[Web page and app entries]

- Opening Delimiter -

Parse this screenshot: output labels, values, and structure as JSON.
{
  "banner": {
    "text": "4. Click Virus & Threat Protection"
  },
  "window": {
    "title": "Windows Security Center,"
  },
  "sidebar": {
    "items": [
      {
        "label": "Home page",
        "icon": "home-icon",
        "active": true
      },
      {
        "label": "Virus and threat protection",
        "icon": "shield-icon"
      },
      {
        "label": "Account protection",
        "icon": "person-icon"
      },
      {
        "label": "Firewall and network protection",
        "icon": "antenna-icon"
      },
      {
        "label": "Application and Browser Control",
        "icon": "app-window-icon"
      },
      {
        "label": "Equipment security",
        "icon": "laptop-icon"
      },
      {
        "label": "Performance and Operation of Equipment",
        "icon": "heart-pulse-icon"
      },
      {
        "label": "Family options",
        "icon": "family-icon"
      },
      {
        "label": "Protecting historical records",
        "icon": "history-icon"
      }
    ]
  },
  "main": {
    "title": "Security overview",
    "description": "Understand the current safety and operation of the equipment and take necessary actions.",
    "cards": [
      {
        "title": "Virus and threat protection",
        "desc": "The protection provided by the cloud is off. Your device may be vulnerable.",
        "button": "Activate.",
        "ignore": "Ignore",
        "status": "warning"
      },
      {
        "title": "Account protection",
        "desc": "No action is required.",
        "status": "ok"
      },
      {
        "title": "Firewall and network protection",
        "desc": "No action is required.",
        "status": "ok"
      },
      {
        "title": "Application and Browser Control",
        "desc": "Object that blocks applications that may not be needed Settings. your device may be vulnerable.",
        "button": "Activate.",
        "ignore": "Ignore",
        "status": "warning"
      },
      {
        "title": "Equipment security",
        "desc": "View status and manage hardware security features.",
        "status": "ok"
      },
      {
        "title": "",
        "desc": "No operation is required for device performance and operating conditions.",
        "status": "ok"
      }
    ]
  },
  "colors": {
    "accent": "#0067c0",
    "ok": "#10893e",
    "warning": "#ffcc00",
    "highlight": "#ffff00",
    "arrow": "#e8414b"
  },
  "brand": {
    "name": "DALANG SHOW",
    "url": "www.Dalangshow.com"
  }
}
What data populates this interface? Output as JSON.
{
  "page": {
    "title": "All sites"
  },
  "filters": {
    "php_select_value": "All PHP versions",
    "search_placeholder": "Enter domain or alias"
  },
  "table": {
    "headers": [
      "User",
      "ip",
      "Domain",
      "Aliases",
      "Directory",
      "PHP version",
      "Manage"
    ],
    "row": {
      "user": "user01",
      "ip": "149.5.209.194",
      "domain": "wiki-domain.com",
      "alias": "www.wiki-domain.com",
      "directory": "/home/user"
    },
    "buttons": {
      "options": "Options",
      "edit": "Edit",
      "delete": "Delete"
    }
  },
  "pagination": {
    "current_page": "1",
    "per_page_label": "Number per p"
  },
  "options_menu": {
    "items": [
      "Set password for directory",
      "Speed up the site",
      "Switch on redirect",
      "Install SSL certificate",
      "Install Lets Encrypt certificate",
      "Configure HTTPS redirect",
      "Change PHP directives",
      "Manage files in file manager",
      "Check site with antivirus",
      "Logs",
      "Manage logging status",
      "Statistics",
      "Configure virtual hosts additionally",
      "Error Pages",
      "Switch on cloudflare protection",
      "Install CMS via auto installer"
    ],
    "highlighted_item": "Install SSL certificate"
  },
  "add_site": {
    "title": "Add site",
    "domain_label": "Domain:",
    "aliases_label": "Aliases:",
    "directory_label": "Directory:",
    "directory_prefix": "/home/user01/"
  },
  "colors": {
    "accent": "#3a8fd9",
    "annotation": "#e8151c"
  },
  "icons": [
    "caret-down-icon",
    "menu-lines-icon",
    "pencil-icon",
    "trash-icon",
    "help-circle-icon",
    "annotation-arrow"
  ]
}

- Closing Delimiter -

▸ **What is expected**
A single figure, please: the number of lines in the data that hold the string "Configure".

▸ **Output for this exercise**
2